Short problem ▸ Restate, word for word, every line of the data.

The data ▸

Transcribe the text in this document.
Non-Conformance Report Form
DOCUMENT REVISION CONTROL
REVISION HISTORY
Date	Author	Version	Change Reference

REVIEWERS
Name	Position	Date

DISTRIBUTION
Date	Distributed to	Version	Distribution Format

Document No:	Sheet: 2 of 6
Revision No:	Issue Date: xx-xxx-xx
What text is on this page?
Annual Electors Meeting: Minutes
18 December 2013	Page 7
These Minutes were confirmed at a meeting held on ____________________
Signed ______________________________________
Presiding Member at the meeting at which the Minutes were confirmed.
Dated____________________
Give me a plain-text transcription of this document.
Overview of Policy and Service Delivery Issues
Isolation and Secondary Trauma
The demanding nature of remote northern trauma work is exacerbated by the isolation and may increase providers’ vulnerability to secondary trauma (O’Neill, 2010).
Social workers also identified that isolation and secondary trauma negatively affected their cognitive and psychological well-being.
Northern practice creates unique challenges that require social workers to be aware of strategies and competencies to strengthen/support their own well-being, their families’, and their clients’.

Output of the exercise ▸
Transcribe the text in this document.
Non-Conformance Report Form
DOCUMENT REVISION CONTROL
REVISION HISTORY
Date	Author	Version	Change Reference

REVIEWERS
Name	Position	Date

DISTRIBUTION
Date	Distributed to	Version	Distribution Format

Document No:	Sheet: 2 of 6
Revision No:	Issue Date: xx-xxx-xx
What text is on this page?
Annual Electors Meeting: Minutes
18 December 2013	Page 7
These Minutes were confirmed at a meeting held on ____________________
Signed ______________________________________
Presiding Member at the meeting at which the Minutes were confirmed.
Dated____________________
Give me a plain-text transcription of this document.
Overview of Policy and Service Delivery Issues
Isolation and Secondary Trauma
The demanding nature of remote northern trauma work is exacerbated by the isolation and may increase providers’ vulnerability to secondary trauma (O’Neill, 2010).
Social workers also identified that isolation and secondary trauma negatively affected their cognitive and psychological well-being.
Northern practice creates unique challenges that require social workers to be aware of strategies and competencies to strengthen/support their own well-being, their families’, and their clients’.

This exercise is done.